◆ **PASSAGE SHOWN**:
Kibana provides a normalized confusion matrix that contains the percentage of occurrences where the analysis classified data points correctly with their actual class and the percentage of occurrences where it misclassified them.

Evaluation of a data frame analytics job in Kibana

If you want to see the exact number of occurrences, select a quadrant in the matrix. In this example, we’ve filtered the table to contain only testing data so we can see how well the model performs on previously unseen data. There are 2945 documents in the testing data that have the true class. 847 of them are predicted as false; this is called a false negative. 2098 are predicted correctly as true; this is called a true positive. The confusion matrix therefore shows us that 71% of the actual true values were correctly predicted and 29% were incorrectly predicted in the test data set.

Likewise if you select other quadrants in the matrix, it shows you that there are 8775 documents that have the false class as their actual value in the testing data set. The model labeled 7093 documents (out of 8775) correctly as false; this is called a true negative. 1682 documents are predicted incorrectly as true; this is called a false positive. Thus 81% of the actual false values were correctly predicted and 19% were incorrectly predicted in the test data set.

For more information about interpreting the evaluation metrics, see Classification evaluation.

You can also generate these metrics with the data frame analytics evaluate API.

API example

First, we want to know the training error that represents how well the model performed on the training data set.

◆ **INFORMATION**:
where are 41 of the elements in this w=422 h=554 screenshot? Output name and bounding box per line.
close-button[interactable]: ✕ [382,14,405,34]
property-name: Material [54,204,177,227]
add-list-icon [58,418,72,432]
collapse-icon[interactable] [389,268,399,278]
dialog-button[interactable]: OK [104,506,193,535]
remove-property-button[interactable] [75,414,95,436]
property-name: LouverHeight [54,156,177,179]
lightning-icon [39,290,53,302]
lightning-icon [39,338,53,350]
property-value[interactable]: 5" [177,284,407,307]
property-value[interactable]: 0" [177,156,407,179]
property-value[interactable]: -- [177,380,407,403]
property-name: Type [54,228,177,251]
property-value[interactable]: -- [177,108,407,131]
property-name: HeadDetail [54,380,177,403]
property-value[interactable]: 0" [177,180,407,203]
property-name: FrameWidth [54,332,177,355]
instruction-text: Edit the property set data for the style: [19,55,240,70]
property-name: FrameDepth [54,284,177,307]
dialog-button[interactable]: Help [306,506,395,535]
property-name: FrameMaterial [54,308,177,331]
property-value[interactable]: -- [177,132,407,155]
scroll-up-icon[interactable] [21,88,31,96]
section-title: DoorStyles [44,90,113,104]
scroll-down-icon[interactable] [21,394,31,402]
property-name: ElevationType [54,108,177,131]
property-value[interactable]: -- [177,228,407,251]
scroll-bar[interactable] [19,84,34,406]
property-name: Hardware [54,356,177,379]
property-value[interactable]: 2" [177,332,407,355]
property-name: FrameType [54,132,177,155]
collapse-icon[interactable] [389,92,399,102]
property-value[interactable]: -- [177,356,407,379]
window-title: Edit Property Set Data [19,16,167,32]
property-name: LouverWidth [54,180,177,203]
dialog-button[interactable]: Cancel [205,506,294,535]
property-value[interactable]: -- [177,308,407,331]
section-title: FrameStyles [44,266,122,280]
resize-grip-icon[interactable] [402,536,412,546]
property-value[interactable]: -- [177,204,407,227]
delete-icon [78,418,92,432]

◆ **EXERCISE SET**:
1. Please reproduce the confusion matrix passage word for word, starting at "For more information" and ending at "training data set.".
2. In the confusion matrix passage, how many documents in the testing data set have the false class as their actual value?

◆ **TASK ANSWERS**:
1.
For more information about interpreting the evaluation metrics, see Classification evaluation.

You can also generate these metrics with the data frame analytics evaluate API.

API example

First, we want to know the training error that represents how well the model performed on the training data set.

2. 8775